Without the pictures, write out all the lines below exactly as they appear.

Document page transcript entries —
☆ ☆ ☆ ☆ ☆ ☆ ☆
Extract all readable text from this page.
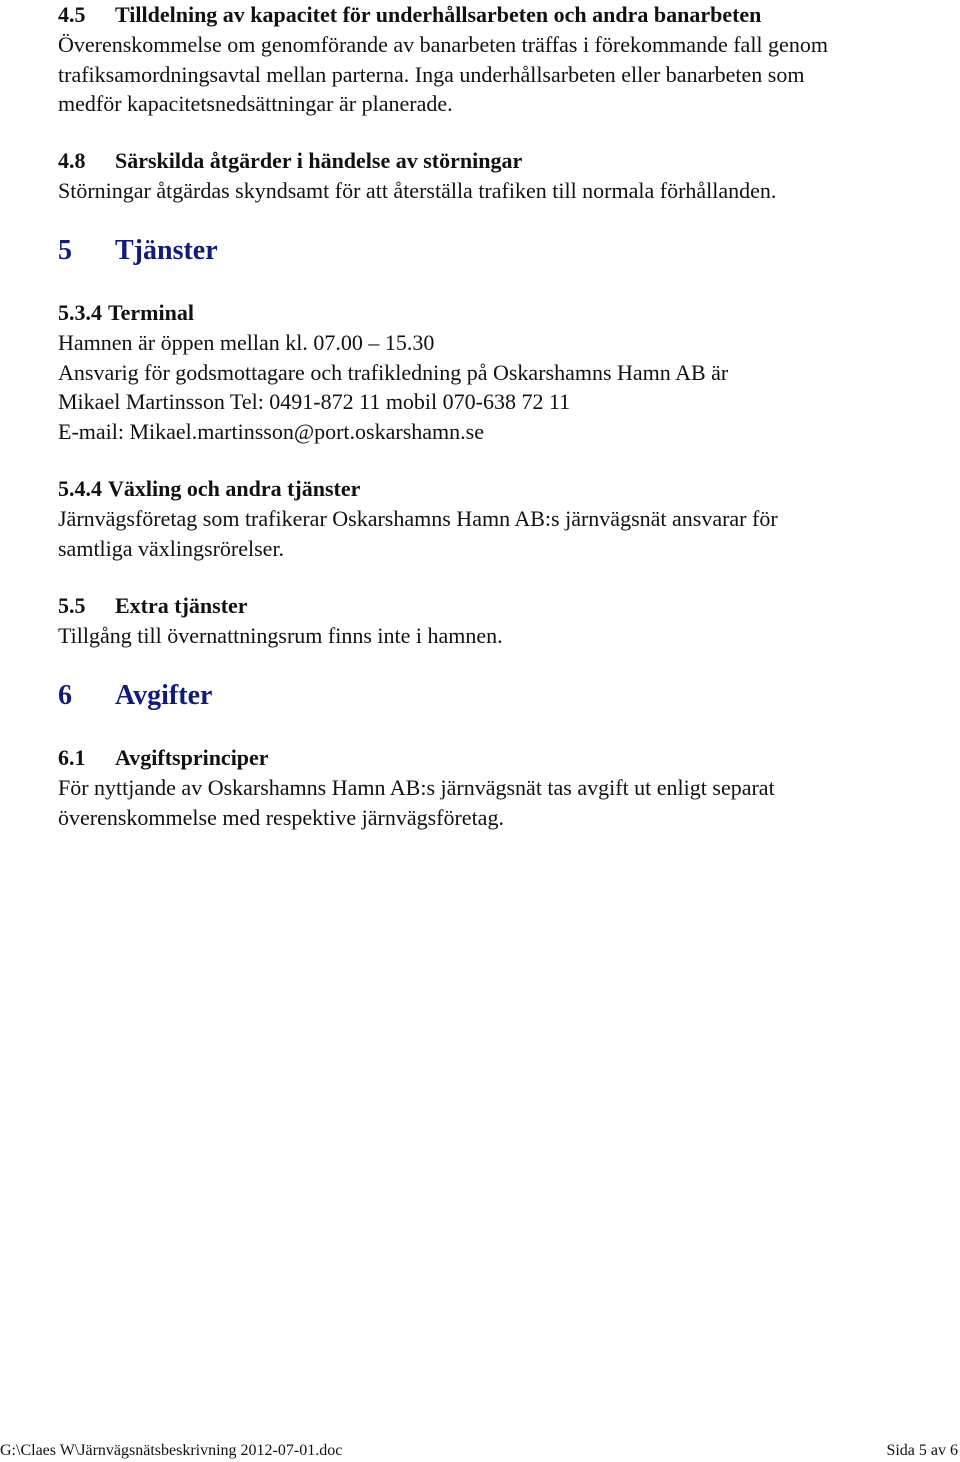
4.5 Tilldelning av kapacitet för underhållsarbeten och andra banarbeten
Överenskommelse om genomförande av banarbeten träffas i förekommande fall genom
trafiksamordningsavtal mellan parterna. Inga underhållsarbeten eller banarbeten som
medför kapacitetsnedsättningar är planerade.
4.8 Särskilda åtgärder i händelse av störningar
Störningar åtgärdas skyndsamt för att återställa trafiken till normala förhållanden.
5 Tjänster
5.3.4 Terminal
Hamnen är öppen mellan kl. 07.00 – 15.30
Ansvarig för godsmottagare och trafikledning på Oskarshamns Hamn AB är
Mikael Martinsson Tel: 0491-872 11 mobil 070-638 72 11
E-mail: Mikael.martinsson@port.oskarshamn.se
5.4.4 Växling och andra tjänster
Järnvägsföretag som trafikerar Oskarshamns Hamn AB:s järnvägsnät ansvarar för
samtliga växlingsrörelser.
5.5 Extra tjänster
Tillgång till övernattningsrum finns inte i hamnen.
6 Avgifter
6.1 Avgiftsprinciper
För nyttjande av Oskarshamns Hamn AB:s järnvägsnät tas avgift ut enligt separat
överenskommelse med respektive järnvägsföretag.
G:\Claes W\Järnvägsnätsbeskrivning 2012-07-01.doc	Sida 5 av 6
☆ ☆ ☆ ☆ ☆ ☆ ☆
Answer section —
Extract all readable text from this page.
4.5 Tilldelning av kapacitet för underhållsarbeten och andra banarbeten
Överenskommelse om genomförande av banarbeten träffas i förekommande fall genom
trafiksamordningsavtal mellan parterna. Inga underhållsarbeten eller banarbeten som
medför kapacitetsnedsättningar är planerade.
4.8 Särskilda åtgärder i händelse av störningar
Störningar åtgärdas skyndsamt för att återställa trafiken till normala förhållanden.
5 Tjänster
5.3.4 Terminal
Hamnen är öppen mellan kl. 07.00 – 15.30
Ansvarig för godsmottagare och trafikledning på Oskarshamns Hamn AB är
Mikael Martinsson Tel: 0491-872 11 mobil 070-638 72 11
E-mail: Mikael.martinsson@port.oskarshamn.se
5.4.4 Växling och andra tjänster
Järnvägsföretag som trafikerar Oskarshamns Hamn AB:s järnvägsnät ansvarar för
samtliga växlingsrörelser.
5.5 Extra tjänster
Tillgång till övernattningsrum finns inte i hamnen.
6 Avgifter
6.1 Avgiftsprinciper
För nyttjande av Oskarshamns Hamn AB:s järnvägsnät tas avgift ut enligt separat
överenskommelse med respektive järnvägsföretag.
G:\Claes W\Järnvägsnätsbeskrivning 2012-07-01.doc	Sida 5 av 6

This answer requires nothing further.